(Saved data entries)
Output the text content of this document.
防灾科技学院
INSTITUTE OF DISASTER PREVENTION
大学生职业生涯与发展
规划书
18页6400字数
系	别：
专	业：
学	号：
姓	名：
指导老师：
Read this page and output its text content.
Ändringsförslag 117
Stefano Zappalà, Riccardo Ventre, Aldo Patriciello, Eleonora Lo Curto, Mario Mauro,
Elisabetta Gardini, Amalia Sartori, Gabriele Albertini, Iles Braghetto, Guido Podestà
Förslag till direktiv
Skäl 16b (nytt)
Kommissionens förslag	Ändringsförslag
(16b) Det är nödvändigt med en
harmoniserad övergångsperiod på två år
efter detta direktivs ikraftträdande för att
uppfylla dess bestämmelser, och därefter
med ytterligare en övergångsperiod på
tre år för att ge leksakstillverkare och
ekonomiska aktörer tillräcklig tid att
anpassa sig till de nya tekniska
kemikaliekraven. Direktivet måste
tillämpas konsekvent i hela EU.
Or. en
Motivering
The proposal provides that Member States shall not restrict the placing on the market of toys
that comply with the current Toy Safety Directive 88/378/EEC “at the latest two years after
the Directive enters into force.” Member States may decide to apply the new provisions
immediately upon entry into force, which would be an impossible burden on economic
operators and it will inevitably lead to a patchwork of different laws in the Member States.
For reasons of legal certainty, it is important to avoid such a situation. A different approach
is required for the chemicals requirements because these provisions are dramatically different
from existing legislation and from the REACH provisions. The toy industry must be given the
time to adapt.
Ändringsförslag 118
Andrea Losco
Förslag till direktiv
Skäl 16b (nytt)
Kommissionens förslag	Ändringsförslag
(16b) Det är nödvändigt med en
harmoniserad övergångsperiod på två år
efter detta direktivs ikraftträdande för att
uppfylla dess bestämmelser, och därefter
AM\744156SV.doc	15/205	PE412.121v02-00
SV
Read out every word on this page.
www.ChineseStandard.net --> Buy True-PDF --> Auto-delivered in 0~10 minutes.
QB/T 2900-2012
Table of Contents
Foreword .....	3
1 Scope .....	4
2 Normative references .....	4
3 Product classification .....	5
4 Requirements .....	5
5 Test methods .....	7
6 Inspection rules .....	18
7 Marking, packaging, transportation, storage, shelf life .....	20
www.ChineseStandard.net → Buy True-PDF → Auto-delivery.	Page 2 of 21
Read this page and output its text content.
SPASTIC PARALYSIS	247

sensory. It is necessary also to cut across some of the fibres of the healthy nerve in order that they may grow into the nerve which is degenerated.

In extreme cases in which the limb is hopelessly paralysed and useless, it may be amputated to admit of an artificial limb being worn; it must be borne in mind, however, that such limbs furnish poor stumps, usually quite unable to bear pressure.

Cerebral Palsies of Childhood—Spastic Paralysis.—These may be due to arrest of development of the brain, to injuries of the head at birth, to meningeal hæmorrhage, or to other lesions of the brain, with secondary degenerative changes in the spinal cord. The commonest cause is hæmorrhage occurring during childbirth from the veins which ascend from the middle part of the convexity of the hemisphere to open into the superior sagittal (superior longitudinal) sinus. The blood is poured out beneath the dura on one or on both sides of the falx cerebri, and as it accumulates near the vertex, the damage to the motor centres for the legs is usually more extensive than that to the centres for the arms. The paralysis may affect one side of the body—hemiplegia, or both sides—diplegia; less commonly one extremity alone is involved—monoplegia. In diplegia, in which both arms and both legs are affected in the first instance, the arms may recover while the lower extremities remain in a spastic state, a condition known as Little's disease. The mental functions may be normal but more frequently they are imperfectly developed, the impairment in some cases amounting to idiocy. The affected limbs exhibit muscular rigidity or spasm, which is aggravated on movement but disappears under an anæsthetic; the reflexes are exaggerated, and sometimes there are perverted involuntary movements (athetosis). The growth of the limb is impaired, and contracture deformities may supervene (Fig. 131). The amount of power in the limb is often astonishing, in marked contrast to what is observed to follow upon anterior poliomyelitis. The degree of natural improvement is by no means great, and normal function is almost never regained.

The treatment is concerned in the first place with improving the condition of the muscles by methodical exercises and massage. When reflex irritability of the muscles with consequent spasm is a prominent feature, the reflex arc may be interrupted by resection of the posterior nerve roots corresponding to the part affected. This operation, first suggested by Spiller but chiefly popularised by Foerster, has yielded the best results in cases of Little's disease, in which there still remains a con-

_Task prompt_.
All of the material must be reproduced exactly.

_Worked answer_.
Output the text content of this document.
防灾科技学院
INSTITUTE OF DISASTER PREVENTION
大学生职业生涯与发展
规划书
18页6400字数
系	别：
专	业：
学	号：
姓	名：
指导老师：
Read this page and output its text content.
Ändringsförslag 117
Stefano Zappalà, Riccardo Ventre, Aldo Patriciello, Eleonora Lo Curto, Mario Mauro,
Elisabetta Gardini, Amalia Sartori, Gabriele Albertini, Iles Braghetto, Guido Podestà
Förslag till direktiv
Skäl 16b (nytt)
Kommissionens förslag	Ändringsförslag
(16b) Det är nödvändigt med en
harmoniserad övergångsperiod på två år
efter detta direktivs ikraftträdande för att
uppfylla dess bestämmelser, och därefter
med ytterligare en övergångsperiod på
tre år för att ge leksakstillverkare och
ekonomiska aktörer tillräcklig tid att
anpassa sig till de nya tekniska
kemikaliekraven. Direktivet måste
tillämpas konsekvent i hela EU.
Or. en
Motivering
The proposal provides that Member States shall not restrict the placing on the market of toys
that comply with the current Toy Safety Directive 88/378/EEC “at the latest two years after
the Directive enters into force.” Member States may decide to apply the new provisions
immediately upon entry into force, which would be an impossible burden on economic
operators and it will inevitably lead to a patchwork of different laws in the Member States.
For reasons of legal certainty, it is important to avoid such a situation. A different approach
is required for the chemicals requirements because these provisions are dramatically different
from existing legislation and from the REACH provisions. The toy industry must be given the
time to adapt.
Ändringsförslag 118
Andrea Losco
Förslag till direktiv
Skäl 16b (nytt)
Kommissionens förslag	Ändringsförslag
(16b) Det är nödvändigt med en
harmoniserad övergångsperiod på två år
efter detta direktivs ikraftträdande för att
uppfylla dess bestämmelser, och därefter
AM\744156SV.doc	15/205	PE412.121v02-00
SV
Read out every word on this page.
www.ChineseStandard.net --> Buy True-PDF --> Auto-delivered in 0~10 minutes.
QB/T 2900-2012
Table of Contents
Foreword .....	3
1 Scope .....	4
2 Normative references .....	4
3 Product classification .....	5
4 Requirements .....	5
5 Test methods .....	7
6 Inspection rules .....	18
7 Marking, packaging, transportation, storage, shelf life .....	20
www.ChineseStandard.net → Buy True-PDF → Auto-delivery.	Page 2 of 21
Read this page and output its text content.
SPASTIC PARALYSIS	247

sensory. It is necessary also to cut across some of the fibres of the healthy nerve in order that they may grow into the nerve which is degenerated.

In extreme cases in which the limb is hopelessly paralysed and useless, it may be amputated to admit of an artificial limb being worn; it must be borne in mind, however, that such limbs furnish poor stumps, usually quite unable to bear pressure.

Cerebral Palsies of Childhood—Spastic Paralysis.—These may be due to arrest of development of the brain, to injuries of the head at birth, to meningeal hæmorrhage, or to other lesions of the brain, with secondary degenerative changes in the spinal cord. The commonest cause is hæmorrhage occurring during childbirth from the veins which ascend from the middle part of the convexity of the hemisphere to open into the superior sagittal (superior longitudinal) sinus. The blood is poured out beneath the dura on one or on both sides of the falx cerebri, and as it accumulates near the vertex, the damage to the motor centres for the legs is usually more extensive than that to the centres for the arms. The paralysis may affect one side of the body—hemiplegia, or both sides—diplegia; less commonly one extremity alone is involved—monoplegia. In diplegia, in which both arms and both legs are affected in the first instance, the arms may recover while the lower extremities remain in a spastic state, a condition known as Little's disease. The mental functions may be normal but more frequently they are imperfectly developed, the impairment in some cases amounting to idiocy. The affected limbs exhibit muscular rigidity or spasm, which is aggravated on movement but disappears under an anæsthetic; the reflexes are exaggerated, and sometimes there are perverted involuntary movements (athetosis). The growth of the limb is impaired, and contracture deformities may supervene (Fig. 131). The amount of power in the limb is often astonishing, in marked contrast to what is observed to follow upon anterior poliomyelitis. The degree of natural improvement is by no means great, and normal function is almost never regained.

The treatment is concerned in the first place with improving the condition of the muscles by methodical exercises and massage. When reflex irritability of the muscles with consequent spasm is a prominent feature, the reflex arc may be interrupted by resection of the posterior nerve roots corresponding to the part affected. This operation, first suggested by Spiller but chiefly popularised by Foerster, has yielded the best results in cases of Little's disease, in which there still remains a con-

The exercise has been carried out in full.